Request: The records that follow are to be transcribed in full, without their images.

#### Records to process

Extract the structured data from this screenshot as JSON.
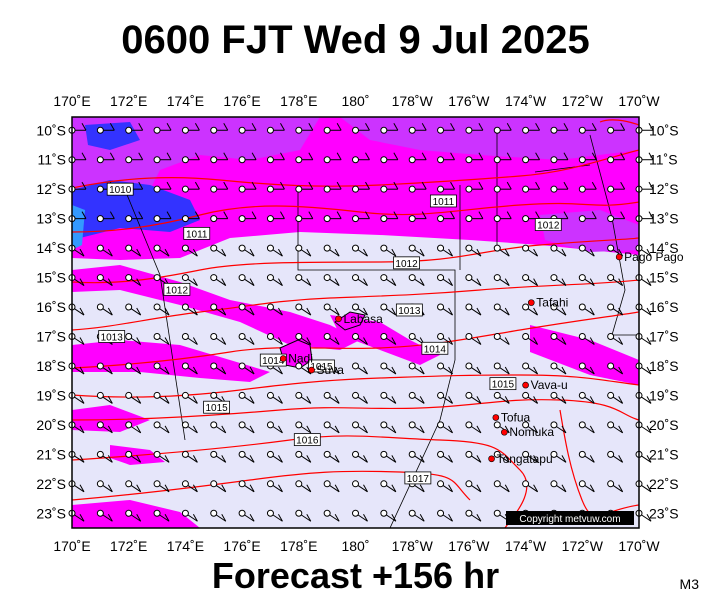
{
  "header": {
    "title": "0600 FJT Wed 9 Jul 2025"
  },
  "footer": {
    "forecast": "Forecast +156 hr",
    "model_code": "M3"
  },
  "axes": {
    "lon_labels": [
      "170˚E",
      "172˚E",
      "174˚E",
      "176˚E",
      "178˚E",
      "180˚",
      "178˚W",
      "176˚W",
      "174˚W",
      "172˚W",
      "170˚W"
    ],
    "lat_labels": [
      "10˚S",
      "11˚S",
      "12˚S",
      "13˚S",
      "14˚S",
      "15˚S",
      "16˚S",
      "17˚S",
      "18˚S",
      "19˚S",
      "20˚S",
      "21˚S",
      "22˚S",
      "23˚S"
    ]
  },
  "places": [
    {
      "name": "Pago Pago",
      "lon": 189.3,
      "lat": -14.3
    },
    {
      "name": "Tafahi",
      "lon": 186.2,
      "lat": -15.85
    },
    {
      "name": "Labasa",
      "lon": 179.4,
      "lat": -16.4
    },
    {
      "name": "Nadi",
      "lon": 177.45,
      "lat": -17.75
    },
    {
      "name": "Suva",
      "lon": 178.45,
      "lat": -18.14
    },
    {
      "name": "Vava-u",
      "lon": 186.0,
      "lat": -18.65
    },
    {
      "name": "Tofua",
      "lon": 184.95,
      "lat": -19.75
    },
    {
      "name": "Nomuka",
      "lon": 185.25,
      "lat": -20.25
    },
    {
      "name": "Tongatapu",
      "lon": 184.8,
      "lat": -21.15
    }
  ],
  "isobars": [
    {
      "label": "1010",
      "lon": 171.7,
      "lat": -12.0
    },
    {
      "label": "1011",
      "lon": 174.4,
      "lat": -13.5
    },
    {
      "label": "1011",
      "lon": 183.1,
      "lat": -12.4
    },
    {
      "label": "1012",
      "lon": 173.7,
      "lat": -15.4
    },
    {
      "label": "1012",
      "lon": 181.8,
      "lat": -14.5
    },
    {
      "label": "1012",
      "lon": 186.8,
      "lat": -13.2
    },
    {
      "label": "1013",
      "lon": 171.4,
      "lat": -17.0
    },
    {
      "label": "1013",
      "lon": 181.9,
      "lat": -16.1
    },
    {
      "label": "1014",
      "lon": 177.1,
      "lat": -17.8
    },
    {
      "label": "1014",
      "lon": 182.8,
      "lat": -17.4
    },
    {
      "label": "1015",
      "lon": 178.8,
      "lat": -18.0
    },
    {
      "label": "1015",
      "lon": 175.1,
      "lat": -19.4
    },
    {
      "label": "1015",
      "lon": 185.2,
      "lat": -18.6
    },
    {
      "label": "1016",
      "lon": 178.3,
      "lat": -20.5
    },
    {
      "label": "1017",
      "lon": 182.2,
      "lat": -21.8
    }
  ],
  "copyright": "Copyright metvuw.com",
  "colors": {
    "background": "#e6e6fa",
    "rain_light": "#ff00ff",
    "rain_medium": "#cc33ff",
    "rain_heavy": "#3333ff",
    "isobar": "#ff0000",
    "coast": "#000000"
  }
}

########

Result of the task:
Extract the structured data from this screenshot as JSON.
{
  "header": {
    "title": "0600 FJT Wed 9 Jul 2025"
  },
  "footer": {
    "forecast": "Forecast +156 hr",
    "model_code": "M3"
  },
  "axes": {
    "lon_labels": [
      "170˚E",
      "172˚E",
      "174˚E",
      "176˚E",
      "178˚E",
      "180˚",
      "178˚W",
      "176˚W",
      "174˚W",
      "172˚W",
      "170˚W"
    ],
    "lat_labels": [
      "10˚S",
      "11˚S",
      "12˚S",
      "13˚S",
      "14˚S",
      "15˚S",
      "16˚S",
      "17˚S",
      "18˚S",
      "19˚S",
      "20˚S",
      "21˚S",
      "22˚S",
      "23˚S"
    ]
  },
  "places": [
    {
      "name": "Pago Pago",
      "lon": 189.3,
      "lat": -14.3
    },
    {
      "name": "Tafahi",
      "lon": 186.2,
      "lat": -15.85
    },
    {
      "name": "Labasa",
      "lon": 179.4,
      "lat": -16.4
    },
    {
      "name": "Nadi",
      "lon": 177.45,
      "lat": -17.75
    },
    {
      "name": "Suva",
      "lon": 178.45,
      "lat": -18.14
    },
    {
      "name": "Vava-u",
      "lon": 186.0,
      "lat": -18.65
    },
    {
      "name": "Tofua",
      "lon": 184.95,
      "lat": -19.75
    },
    {
      "name": "Nomuka",
      "lon": 185.25,
      "lat": -20.25
    },
    {
      "name": "Tongatapu",
      "lon": 184.8,
      "lat": -21.15
    }
  ],
  "isobars": [
    {
      "label": "1010",
      "lon": 171.7,
      "lat": -12.0
    },
    {
      "label": "1011",
      "lon": 174.4,
      "lat": -13.5
    },
    {
      "label": "1011",
      "lon": 183.1,
      "lat": -12.4
    },
    {
      "label": "1012",
      "lon": 173.7,
      "lat": -15.4
    },
    {
      "label": "1012",
      "lon": 181.8,
      "lat": -14.5
    },
    {
      "label": "1012",
      "lon": 186.8,
      "lat": -13.2
    },
    {
      "label": "1013",
      "lon": 171.4,
      "lat": -17.0
    },
    {
      "label": "1013",
      "lon": 181.9,
      "lat": -16.1
    },
    {
      "label": "1014",
      "lon": 177.1,
      "lat": -17.8
    },
    {
      "label": "1014",
      "lon": 182.8,
      "lat": -17.4
    },
    {
      "label": "1015",
      "lon": 178.8,
      "lat": -18.0
    },
    {
      "label": "1015",
      "lon": 175.1,
      "lat": -19.4
    },
    {
      "label": "1015",
      "lon": 185.2,
      "lat": -18.6
    },
    {
      "label": "1016",
      "lon": 178.3,
      "lat": -20.5
    },
    {
      "label": "1017",
      "lon": 182.2,
      "lat": -21.8
    }
  ],
  "copyright": "Copyright metvuw.com",
  "colors": {
    "background": "#e6e6fa",
    "rain_light": "#ff00ff",
    "rain_medium": "#cc33ff",
    "rain_heavy": "#3333ff",
    "isobar": "#ff0000",
    "coast": "#000000"
  }
}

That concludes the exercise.